(Data entries)
=-=-=

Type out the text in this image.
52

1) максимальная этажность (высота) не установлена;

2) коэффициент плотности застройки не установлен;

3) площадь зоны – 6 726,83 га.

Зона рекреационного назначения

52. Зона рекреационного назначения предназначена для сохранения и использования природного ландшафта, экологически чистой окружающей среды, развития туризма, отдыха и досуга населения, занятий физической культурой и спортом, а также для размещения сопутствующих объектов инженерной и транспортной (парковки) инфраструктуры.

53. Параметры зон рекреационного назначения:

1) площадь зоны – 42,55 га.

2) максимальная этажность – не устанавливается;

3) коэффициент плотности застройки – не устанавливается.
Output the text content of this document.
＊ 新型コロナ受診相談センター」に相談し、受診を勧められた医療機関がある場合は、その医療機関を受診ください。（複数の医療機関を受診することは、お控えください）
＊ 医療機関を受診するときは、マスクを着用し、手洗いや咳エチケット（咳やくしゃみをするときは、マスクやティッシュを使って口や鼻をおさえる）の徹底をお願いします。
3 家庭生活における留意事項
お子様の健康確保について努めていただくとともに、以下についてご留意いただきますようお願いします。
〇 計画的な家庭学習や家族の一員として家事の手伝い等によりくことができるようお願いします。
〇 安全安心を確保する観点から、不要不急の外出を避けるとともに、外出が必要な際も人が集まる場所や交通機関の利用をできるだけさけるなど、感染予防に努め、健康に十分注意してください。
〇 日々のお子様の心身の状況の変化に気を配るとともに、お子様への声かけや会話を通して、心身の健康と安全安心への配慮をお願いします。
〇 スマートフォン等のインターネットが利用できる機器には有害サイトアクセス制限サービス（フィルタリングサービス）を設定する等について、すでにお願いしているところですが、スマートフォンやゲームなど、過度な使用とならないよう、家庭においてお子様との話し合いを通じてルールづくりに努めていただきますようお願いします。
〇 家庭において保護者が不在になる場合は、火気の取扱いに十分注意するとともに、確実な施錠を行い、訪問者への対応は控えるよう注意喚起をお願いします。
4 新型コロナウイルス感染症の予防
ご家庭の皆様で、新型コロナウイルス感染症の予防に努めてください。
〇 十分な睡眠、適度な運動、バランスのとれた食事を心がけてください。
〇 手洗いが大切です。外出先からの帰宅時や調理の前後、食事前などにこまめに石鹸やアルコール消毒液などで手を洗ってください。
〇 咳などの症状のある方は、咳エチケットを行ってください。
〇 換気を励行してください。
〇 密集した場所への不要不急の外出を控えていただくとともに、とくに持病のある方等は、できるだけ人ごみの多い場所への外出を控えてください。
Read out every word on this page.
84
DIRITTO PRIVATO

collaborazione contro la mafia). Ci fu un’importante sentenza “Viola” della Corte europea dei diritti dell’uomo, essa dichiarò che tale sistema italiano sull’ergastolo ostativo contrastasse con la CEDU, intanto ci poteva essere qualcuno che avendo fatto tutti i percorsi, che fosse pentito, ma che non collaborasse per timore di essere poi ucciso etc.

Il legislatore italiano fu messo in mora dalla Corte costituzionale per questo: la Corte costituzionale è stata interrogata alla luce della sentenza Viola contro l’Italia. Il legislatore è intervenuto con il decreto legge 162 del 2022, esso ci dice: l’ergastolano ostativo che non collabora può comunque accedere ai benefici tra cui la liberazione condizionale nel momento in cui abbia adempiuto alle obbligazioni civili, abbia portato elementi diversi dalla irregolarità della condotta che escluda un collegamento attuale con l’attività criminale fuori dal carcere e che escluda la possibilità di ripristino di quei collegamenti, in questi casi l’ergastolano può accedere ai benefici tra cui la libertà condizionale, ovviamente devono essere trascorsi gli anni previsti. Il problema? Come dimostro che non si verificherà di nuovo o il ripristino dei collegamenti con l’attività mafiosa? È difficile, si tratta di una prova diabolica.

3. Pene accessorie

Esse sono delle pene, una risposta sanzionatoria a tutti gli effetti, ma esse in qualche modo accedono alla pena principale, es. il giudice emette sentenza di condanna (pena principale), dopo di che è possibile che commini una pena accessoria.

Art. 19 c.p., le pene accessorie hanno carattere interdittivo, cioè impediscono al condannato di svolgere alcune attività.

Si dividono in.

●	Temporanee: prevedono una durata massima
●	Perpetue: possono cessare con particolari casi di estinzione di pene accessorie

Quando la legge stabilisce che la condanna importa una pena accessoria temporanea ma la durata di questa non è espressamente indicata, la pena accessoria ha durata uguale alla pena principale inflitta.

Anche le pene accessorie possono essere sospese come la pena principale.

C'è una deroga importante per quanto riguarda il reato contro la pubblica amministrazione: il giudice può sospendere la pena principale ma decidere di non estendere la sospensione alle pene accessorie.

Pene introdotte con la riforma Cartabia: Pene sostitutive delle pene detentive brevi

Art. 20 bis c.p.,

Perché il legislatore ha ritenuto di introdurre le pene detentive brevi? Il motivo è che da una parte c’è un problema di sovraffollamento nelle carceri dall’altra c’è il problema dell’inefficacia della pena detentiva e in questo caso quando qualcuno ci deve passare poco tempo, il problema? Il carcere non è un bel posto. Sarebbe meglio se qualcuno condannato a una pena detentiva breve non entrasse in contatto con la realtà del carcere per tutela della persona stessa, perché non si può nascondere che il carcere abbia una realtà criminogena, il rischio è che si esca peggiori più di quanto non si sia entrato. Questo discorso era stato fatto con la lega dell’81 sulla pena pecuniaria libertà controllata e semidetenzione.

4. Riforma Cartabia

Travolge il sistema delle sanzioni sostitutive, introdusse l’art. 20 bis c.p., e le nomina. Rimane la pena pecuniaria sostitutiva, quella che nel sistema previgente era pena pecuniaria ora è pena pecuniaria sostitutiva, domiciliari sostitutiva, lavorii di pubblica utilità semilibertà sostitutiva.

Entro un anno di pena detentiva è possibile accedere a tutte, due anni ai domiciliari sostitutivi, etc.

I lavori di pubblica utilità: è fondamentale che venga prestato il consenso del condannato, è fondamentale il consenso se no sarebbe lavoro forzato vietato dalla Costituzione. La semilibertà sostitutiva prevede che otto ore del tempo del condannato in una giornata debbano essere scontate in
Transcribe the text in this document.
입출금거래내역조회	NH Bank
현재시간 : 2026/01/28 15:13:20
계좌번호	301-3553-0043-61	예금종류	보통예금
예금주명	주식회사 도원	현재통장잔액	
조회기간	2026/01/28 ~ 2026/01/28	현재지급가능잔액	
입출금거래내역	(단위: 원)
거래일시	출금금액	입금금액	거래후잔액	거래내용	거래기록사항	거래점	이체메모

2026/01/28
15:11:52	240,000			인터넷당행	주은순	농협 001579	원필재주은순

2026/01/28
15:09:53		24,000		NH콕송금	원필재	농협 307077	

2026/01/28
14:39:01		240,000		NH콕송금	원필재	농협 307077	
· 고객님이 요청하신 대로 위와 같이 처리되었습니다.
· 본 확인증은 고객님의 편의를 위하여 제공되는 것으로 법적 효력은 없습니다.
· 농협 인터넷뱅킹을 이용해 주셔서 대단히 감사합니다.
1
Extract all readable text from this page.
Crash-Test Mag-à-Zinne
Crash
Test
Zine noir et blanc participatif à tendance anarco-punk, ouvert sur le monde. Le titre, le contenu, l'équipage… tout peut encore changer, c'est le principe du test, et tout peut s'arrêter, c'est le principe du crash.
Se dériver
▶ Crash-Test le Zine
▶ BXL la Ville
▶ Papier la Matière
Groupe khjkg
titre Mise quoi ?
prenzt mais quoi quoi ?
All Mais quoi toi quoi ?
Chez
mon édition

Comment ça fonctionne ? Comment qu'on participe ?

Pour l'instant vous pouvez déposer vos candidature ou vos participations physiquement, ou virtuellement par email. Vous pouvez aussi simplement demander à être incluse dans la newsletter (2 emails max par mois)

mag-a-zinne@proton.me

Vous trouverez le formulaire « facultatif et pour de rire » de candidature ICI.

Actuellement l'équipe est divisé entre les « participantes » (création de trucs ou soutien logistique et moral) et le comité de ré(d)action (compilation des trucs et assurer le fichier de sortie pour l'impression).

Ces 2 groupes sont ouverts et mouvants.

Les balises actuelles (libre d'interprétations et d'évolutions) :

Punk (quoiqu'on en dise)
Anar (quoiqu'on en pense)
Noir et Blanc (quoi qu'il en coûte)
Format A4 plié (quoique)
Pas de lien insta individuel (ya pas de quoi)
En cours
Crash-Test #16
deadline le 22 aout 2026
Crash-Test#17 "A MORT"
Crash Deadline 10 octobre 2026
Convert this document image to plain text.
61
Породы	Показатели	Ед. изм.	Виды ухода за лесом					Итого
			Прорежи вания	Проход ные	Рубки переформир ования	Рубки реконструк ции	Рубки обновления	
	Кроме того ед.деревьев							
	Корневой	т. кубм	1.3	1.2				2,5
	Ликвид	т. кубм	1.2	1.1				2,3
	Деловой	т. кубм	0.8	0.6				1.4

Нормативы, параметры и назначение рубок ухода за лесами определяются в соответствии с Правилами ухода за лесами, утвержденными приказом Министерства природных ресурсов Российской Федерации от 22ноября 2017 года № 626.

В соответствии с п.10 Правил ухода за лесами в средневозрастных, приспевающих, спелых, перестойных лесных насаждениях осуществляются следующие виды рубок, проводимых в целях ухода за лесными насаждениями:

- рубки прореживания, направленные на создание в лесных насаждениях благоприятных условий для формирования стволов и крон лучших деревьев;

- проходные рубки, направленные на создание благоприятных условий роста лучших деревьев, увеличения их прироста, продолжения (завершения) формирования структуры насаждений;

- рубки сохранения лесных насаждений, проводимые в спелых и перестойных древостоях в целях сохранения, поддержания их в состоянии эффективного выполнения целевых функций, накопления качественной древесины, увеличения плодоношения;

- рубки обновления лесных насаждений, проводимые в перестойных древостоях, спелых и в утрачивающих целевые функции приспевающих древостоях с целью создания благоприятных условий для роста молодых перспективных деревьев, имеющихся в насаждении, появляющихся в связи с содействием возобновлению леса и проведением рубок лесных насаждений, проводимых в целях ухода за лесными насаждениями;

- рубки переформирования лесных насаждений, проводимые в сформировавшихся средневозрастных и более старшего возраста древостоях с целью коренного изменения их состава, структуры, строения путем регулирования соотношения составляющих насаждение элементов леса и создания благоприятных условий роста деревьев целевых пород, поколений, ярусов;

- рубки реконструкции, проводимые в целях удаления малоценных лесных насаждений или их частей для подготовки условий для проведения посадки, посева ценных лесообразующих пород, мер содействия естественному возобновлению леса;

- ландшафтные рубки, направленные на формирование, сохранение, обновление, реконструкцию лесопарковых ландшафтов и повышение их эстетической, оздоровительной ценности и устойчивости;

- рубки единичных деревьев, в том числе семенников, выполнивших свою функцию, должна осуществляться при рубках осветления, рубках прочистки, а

=-=-=

- **WRITTEN REQUEST**: Look through the listing above. Pick out each line with "sistema" and copy it.

- **TASK ANSWER**:
collaborazione contro la mafia). Ci fu un’importante sentenza “Viola” della Corte europea dei diritti dell’uomo, essa dichiarò che tale sistema italiano sull’ergastolo ostativo contrastasse con la CEDU, intanto ci poteva essere qualcuno che avendo fatto tutti i percorsi, che fosse pentito, ma che non collaborasse per timore di essere poi ucciso etc.
Travolge il sistema delle sanzioni sostitutive, introdusse l’art. 20 bis c.p., e le nomina. Rimane la pena pecuniaria sostitutiva, quella che nel sistema previgente era pena pecuniaria ora è pena pecuniaria sostitutiva, domiciliari sostitutiva, lavorii di pubblica utilità semilibertà sostitutiva.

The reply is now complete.